_WHAT YOU NEED TO DO_.
A. Answer each question from the dubbing guide on its own line, marked to match:
(i) What upload size and length does Automatic Dubbing accept?
(ii) Which model does Dubbing Studio use?
(iii) How long should the first test clip be?
B. How would you put this sentence from the dubbing guide into Spanish: "For creators, localization is usually expensive, slow, or awkward."

Dubbing is one of those AI features that sounds simple until you try to use it for real content.
Translate the video. Keep my voice. Match the timing. Preserve the emotion. Do not make me sound like a flat commercial narrator. Do not mangle names. Do not make the background audio weird. Do not make my audience feel like I handed them a cheap machine translation.
That is the real bar for creators.
ElevenLabs Dubbing has been useful for creators for a while, but Dubbing v2 is interesting because it is not only trying to translate words. ElevenLabs says the model conditions directly on the original performance, which means it is trying to preserve tone, pacing, delivery, and emotional intent across languages.
This guide is the ElevenLabs-specific companion to my broader AI video translation tools comparison. If you are deciding whether ElevenLabs is worth paying for, read the ElevenLabs pricing guide. If you need the full voice-cloning and text-to-speech setup first, go to my ElevenLabs tutorial.
What is ElevenLabs Dubbing v2?
ElevenLabs Dubbing v2 is the newer AI dubbing model inside ElevenLabs. It is designed to translate video or audio into another language while preserving the original speaker’s performance.
The important part is performance. Traditional AI dubbing can follow the transcript but lose the person. The translated voice may be understandable, but the rhythm, emphasis, hesitation, and emotional intent can disappear. Dubbing v2 is ElevenLabs’ attempt to solve that by using the original performance as part of the model’s input.
As of my research check on June 12, 2026:
- Dubbing v2 supports 90+ languages.
- It uses sync-aware translation to better match starts, stops, and pacing.
- Automatic Dubbing uses the Dubbing v2 Alpha model.
- Automatic Dubbing supports uploads up to 2 GB and 180 minutes.
- Dubbing Studio is still available for more granular editing, but it uses the V1 model and is in maintenance mode.
- The Dubbing v2 API is not live yet, according to ElevenLabs docs.
- Realtime or live dubbing is not currently available.
Why Dubbing v2 matters for creators
For creators, localization is usually expensive, slow, or awkward.
If you translate with subtitles only, you lose people who prefer listening. If you hire human dubbing teams, the quality can be excellent, but it is often too expensive for weekly creator content. If you use weak AI dubbing, you can create more content but lose trust.
Dubbing v2 is interesting because it sits in the middle: faster and more accessible than traditional localization, but trying to preserve more of the original creator’s delivery than basic transcript-to-speech dubbing.
For Feisworld, I think about this in three buckets:
- YouTube tutorials: Translate evergreen AI tool tutorials for viewers who do not prefer English.
- Sponsored brand content: Give brand partners a multilingual version of a campaign without rebuilding the video from scratch.
- Podcast and interview clips: Test short localized clips before investing in full-length episode localization.

The first Feisworld test to run
I would not start by dubbing a full 30-minute interview. The first test should be a short clip with enough emotional variation to judge quality.
My ideal first test:
- Length: 60 to 90 seconds.
- Source: a Feisworld tutorial or talking-head segment with clean audio.

_RECORDS SHOWN_.
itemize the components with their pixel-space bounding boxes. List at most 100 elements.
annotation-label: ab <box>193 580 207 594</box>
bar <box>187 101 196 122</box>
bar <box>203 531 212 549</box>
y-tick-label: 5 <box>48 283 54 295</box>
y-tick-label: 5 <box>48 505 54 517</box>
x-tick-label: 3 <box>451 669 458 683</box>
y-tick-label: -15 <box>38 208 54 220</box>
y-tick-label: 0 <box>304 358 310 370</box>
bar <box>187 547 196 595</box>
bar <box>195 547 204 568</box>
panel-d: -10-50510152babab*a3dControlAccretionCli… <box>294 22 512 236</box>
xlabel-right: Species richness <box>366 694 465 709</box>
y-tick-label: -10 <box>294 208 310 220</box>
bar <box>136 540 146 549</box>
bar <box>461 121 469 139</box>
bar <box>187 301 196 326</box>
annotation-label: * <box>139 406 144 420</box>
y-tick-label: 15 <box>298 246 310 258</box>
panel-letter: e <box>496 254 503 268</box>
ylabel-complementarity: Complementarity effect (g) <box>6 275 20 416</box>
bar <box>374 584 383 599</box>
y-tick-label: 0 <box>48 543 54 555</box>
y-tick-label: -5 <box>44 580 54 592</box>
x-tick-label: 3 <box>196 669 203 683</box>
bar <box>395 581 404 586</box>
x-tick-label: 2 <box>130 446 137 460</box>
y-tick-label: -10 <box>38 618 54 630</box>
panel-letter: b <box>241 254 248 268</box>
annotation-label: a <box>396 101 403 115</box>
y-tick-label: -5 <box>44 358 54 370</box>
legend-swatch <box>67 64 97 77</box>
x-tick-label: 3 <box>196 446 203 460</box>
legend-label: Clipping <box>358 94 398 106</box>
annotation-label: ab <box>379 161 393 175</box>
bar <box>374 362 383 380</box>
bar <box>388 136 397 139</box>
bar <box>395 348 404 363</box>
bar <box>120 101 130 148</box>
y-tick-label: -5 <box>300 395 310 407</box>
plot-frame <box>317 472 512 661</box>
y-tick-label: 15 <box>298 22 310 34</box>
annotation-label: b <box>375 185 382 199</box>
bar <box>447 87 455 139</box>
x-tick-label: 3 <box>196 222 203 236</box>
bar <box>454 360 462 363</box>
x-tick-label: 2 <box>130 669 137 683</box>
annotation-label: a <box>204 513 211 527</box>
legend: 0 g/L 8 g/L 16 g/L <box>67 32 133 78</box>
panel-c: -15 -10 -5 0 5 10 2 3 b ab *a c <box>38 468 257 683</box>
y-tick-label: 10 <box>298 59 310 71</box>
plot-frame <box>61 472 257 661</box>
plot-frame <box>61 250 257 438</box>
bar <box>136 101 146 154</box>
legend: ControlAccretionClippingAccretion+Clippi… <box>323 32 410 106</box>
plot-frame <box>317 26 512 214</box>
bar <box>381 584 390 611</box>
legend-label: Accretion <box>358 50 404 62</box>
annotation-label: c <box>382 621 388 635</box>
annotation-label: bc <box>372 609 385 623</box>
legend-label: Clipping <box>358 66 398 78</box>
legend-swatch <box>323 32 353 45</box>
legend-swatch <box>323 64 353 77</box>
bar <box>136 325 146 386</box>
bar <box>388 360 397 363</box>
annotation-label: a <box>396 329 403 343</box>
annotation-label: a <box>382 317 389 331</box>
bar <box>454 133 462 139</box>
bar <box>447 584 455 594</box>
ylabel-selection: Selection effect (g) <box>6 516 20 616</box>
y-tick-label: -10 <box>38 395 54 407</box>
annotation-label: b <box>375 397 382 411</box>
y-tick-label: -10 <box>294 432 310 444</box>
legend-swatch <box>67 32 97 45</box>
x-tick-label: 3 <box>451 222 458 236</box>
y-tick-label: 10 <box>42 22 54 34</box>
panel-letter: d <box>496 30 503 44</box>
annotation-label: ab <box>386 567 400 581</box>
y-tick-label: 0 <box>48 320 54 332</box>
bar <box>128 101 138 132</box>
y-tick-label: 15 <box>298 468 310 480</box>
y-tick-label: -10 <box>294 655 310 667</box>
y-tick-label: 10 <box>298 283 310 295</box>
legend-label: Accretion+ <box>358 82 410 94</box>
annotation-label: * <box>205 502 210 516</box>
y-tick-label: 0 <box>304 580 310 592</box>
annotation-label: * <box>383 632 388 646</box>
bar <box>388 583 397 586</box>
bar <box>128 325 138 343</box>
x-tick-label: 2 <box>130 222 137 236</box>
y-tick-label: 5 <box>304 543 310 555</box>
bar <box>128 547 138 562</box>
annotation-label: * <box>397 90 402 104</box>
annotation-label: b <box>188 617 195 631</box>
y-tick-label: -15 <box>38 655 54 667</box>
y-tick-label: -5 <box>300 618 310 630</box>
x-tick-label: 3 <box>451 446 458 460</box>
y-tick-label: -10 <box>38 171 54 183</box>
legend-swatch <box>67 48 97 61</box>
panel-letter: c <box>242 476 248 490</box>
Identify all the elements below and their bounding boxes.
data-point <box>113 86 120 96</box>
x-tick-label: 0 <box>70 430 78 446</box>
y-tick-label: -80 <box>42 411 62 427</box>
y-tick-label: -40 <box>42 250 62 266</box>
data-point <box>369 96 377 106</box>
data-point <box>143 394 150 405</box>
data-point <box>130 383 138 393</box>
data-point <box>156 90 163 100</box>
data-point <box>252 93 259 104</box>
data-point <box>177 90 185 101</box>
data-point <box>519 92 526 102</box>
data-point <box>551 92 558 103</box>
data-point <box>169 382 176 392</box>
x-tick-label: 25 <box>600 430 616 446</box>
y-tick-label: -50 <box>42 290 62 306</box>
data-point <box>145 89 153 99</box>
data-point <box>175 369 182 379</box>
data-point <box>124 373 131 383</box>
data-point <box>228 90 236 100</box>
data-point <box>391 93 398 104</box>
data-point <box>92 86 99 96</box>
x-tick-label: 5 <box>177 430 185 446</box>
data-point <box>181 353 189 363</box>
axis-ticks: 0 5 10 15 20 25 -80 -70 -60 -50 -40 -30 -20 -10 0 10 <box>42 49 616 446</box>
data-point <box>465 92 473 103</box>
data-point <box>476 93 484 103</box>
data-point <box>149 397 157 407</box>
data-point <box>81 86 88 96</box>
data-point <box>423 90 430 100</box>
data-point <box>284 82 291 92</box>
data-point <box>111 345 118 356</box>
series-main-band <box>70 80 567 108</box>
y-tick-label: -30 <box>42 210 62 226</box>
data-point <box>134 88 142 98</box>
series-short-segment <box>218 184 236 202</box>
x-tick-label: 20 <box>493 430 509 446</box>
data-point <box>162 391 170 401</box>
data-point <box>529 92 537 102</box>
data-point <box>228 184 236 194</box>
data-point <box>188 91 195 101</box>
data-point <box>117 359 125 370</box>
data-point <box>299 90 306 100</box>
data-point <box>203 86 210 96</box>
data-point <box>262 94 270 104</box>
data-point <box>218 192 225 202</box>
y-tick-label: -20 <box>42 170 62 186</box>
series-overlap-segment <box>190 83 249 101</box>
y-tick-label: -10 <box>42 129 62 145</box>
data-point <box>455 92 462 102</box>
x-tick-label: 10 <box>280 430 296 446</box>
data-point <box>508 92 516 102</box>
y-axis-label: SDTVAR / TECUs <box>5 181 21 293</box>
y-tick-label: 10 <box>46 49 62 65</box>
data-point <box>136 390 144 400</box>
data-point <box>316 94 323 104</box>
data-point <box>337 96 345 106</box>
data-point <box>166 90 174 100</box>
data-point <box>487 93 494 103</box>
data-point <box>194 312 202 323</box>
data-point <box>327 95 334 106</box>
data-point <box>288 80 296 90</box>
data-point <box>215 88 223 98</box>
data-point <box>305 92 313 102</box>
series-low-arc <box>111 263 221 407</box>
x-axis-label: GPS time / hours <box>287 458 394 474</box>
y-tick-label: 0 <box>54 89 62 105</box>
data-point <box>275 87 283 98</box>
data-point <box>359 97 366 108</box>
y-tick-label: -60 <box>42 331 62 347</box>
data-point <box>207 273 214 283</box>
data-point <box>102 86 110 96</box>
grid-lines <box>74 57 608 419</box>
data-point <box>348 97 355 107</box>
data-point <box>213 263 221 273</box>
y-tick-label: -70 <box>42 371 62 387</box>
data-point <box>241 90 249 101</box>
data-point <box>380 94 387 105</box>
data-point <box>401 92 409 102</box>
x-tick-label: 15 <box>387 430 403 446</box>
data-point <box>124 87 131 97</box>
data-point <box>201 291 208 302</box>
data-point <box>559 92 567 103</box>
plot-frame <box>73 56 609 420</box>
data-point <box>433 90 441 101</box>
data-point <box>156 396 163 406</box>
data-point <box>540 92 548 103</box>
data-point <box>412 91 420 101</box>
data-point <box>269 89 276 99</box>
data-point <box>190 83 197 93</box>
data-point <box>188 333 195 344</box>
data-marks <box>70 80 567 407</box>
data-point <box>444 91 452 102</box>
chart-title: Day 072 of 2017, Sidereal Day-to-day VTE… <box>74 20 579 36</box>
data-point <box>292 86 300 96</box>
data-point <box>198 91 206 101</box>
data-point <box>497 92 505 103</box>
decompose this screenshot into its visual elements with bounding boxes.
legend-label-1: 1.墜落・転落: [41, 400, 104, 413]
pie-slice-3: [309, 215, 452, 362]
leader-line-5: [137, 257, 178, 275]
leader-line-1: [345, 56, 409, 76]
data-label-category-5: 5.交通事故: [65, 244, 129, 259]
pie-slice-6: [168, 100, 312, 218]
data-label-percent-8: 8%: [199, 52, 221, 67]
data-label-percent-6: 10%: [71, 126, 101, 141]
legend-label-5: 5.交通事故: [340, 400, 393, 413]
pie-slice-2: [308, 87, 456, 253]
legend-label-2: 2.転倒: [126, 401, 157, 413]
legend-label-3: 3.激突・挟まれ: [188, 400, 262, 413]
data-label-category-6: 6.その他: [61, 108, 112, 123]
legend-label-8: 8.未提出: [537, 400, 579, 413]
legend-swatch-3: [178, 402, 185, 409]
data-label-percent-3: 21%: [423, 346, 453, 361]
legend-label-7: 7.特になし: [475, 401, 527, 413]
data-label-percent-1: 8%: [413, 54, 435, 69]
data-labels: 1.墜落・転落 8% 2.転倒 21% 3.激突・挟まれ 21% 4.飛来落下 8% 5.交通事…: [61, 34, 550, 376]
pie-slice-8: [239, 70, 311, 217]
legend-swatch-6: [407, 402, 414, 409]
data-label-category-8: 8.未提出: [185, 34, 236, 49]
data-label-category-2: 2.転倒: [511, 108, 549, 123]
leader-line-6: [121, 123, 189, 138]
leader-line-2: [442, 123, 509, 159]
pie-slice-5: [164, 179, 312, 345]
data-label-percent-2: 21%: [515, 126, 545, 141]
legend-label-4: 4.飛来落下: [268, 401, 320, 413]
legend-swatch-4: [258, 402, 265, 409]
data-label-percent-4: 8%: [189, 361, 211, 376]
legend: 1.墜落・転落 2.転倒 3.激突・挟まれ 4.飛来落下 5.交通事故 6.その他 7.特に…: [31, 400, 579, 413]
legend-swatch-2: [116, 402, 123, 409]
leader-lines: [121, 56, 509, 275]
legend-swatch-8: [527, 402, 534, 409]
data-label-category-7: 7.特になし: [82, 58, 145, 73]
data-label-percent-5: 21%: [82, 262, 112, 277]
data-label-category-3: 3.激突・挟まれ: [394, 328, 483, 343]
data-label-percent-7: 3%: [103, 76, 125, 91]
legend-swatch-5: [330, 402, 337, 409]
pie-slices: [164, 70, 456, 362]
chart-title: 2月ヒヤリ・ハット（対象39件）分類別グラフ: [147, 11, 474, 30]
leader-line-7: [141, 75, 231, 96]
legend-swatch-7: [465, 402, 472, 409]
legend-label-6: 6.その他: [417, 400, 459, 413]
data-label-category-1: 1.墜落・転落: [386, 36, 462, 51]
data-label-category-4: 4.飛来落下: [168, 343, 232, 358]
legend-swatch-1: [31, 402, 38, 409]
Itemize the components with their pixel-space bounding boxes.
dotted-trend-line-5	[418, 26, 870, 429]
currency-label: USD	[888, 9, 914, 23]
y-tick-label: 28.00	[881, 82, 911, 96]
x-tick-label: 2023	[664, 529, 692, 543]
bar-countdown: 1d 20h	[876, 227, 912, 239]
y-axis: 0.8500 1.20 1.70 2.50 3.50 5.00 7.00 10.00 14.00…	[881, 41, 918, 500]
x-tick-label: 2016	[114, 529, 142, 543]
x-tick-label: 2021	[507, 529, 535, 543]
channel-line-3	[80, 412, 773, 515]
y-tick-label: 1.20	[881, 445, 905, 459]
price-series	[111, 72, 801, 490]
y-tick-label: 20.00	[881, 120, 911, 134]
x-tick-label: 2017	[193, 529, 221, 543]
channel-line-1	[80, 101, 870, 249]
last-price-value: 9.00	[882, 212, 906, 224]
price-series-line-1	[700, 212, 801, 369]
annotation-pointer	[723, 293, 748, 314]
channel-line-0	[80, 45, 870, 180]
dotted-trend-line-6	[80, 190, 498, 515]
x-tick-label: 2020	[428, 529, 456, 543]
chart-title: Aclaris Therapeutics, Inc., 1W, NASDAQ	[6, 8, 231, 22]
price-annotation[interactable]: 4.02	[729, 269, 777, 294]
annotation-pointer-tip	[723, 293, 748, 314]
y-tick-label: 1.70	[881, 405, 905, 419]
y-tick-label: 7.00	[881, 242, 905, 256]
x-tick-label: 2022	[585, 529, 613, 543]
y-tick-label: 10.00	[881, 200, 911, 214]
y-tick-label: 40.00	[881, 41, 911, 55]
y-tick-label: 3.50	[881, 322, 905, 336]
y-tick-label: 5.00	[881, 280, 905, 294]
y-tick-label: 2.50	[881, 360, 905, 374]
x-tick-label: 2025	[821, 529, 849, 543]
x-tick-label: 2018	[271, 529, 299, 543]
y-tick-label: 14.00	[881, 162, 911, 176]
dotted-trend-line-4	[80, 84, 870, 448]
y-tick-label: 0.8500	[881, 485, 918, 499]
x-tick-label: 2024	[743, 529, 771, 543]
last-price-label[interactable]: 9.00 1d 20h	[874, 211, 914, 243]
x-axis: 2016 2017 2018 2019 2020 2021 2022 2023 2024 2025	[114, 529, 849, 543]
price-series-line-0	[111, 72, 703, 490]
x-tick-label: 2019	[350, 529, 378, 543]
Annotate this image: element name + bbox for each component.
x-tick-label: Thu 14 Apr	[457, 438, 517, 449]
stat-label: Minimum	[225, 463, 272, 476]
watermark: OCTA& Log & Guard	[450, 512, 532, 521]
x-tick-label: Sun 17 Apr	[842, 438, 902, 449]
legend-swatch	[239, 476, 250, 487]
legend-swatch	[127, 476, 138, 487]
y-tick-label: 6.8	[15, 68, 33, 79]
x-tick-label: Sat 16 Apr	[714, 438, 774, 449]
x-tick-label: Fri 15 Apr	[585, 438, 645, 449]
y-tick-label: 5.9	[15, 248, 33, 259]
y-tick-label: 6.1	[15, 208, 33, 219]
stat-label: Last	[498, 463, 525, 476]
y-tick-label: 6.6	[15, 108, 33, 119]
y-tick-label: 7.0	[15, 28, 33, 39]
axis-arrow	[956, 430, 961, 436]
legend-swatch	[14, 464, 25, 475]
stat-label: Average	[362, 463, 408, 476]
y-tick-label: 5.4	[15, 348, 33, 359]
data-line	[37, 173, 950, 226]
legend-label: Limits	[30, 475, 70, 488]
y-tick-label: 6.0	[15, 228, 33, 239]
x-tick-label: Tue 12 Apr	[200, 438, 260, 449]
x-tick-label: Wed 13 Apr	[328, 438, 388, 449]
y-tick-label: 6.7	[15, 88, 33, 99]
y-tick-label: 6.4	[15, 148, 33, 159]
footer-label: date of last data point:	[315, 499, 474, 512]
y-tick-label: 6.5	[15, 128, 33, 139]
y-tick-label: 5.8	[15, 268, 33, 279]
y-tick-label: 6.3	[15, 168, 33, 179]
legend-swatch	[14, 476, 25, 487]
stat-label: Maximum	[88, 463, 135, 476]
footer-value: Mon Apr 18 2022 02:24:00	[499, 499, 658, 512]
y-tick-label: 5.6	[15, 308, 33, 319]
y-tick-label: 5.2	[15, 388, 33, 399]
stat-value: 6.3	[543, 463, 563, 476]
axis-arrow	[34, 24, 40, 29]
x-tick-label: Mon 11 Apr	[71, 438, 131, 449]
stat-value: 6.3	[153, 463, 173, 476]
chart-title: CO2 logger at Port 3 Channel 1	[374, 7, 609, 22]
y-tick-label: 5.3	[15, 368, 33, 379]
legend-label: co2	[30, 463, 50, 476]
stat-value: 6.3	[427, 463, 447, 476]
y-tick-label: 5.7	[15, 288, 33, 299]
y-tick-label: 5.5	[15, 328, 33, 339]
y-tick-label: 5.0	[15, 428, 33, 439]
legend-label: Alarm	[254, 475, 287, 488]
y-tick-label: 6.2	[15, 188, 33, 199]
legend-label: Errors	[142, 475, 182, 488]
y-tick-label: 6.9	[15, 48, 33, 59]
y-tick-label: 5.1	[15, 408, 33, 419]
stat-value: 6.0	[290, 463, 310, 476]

_SOLUTIONS IN ORDER_.
A.
(i) Up to 2 GB and 180 minutes.
(ii) The V1 model.
(iii) 60 to 90 seconds.

B. Para los creadores, la localización suele ser cara, lenta o incómoda.